Challenge → Carry none of the pictures over; set down the material below exactly.
-- Start of Data supplied --
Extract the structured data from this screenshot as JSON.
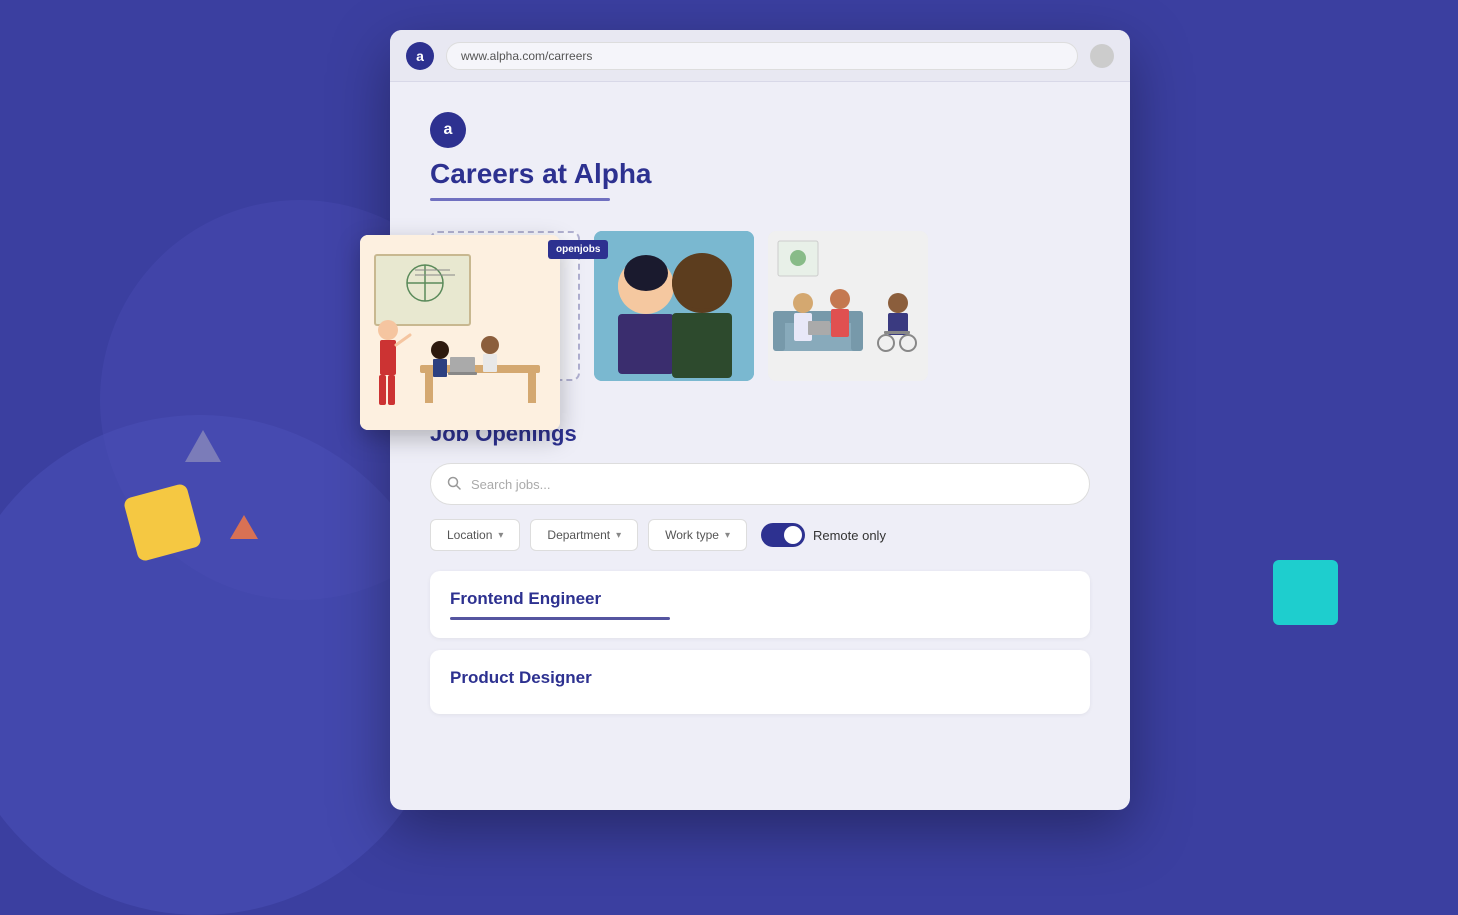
{
  "browser": {
    "url": "www.alpha.com/carreers",
    "logo_letter": "a"
  },
  "page": {
    "logo_letter": "a",
    "title": "Careers at Alpha",
    "openjobs_badge": "openjobs",
    "gallery": {
      "placeholder_icon": "+",
      "alt_team": "Team photo",
      "alt_office": "Office team"
    },
    "job_openings": {
      "section_title": "Job Openings",
      "search_placeholder": "Search jobs...",
      "filters": [
        {
          "label": "Location"
        },
        {
          "label": "Department"
        },
        {
          "label": "Work type"
        }
      ],
      "remote_toggle": {
        "label": "Remote only",
        "active": true
      },
      "jobs": [
        {
          "title": "Frontend Engineer"
        },
        {
          "title": "Product Designer"
        }
      ]
    }
  },
  "decorative": {
    "triangle_gray": "gray triangle",
    "square_yellow": "yellow square",
    "triangle_orange": "orange triangle",
    "teal_rect": "teal rectangle"
  }
}
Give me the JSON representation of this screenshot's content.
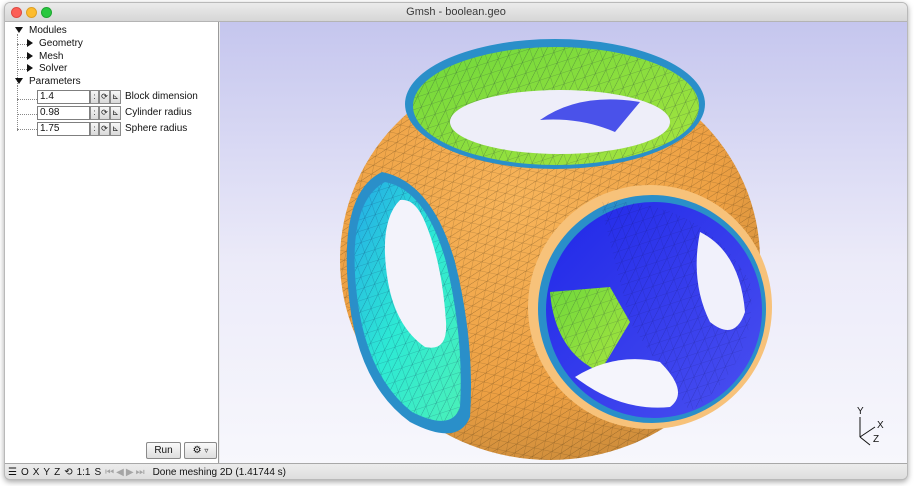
{
  "window": {
    "title": "Gmsh - boolean.geo"
  },
  "tree": {
    "modules": "Modules",
    "geometry": "Geometry",
    "mesh": "Mesh",
    "solver": "Solver",
    "parameters": "Parameters"
  },
  "params": [
    {
      "value": "1.4",
      "label": "Block dimension"
    },
    {
      "value": "0.98",
      "label": "Cylinder radius"
    },
    {
      "value": "1.75",
      "label": "Sphere radius"
    }
  ],
  "buttons": {
    "run": "Run",
    "options_icon": "gear-icon"
  },
  "status": {
    "items": [
      "O",
      "X",
      "Y",
      "Z",
      "1:1",
      "S"
    ],
    "message": "Done meshing 2D (1.41744 s)"
  },
  "axes": {
    "y": "Y",
    "x": "X",
    "z": "Z"
  },
  "colors": {
    "orange": "#f2a448",
    "green": "#8edd3a",
    "cyan": "#2fe7d6",
    "blue": "#2d36e8",
    "rim": "#2a8fc9"
  }
}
-- End of Data supplied --
Result of the exercise →
Extract the structured data from this screenshot as JSON.
{
  "browser": {
    "url": "www.alpha.com/carreers",
    "logo_letter": "a"
  },
  "page": {
    "logo_letter": "a",
    "title": "Careers at Alpha",
    "openjobs_badge": "openjobs",
    "gallery": {
      "placeholder_icon": "+",
      "alt_team": "Team photo",
      "alt_office": "Office team"
    },
    "job_openings": {
      "section_title": "Job Openings",
      "search_placeholder": "Search jobs...",
      "filters": [
        {
          "label": "Location"
        },
        {
          "label": "Department"
        },
        {
          "label": "Work type"
        }
      ],
      "remote_toggle": {
        "label": "Remote only",
        "active": true
      },
      "jobs": [
        {
          "title": "Frontend Engineer"
        },
        {
          "title": "Product Designer"
        }
      ]
    }
  },
  "decorative": {
    "triangle_gray": "gray triangle",
    "square_yellow": "yellow square",
    "triangle_orange": "orange triangle",
    "teal_rect": "teal rectangle"
  }
}
Give me the JSON representation of this screenshot's content.
{
  "window": {
    "title": "Gmsh - boolean.geo"
  },
  "tree": {
    "modules": "Modules",
    "geometry": "Geometry",
    "mesh": "Mesh",
    "solver": "Solver",
    "parameters": "Parameters"
  },
  "params": [
    {
      "value": "1.4",
      "label": "Block dimension"
    },
    {
      "value": "0.98",
      "label": "Cylinder radius"
    },
    {
      "value": "1.75",
      "label": "Sphere radius"
    }
  ],
  "buttons": {
    "run": "Run",
    "options_icon": "gear-icon"
  },
  "status": {
    "items": [
      "O",
      "X",
      "Y",
      "Z",
      "1:1",
      "S"
    ],
    "message": "Done meshing 2D (1.41744 s)"
  },
  "axes": {
    "y": "Y",
    "x": "X",
    "z": "Z"
  },
  "colors": {
    "orange": "#f2a448",
    "green": "#8edd3a",
    "cyan": "#2fe7d6",
    "blue": "#2d36e8",
    "rim": "#2a8fc9"
  }
}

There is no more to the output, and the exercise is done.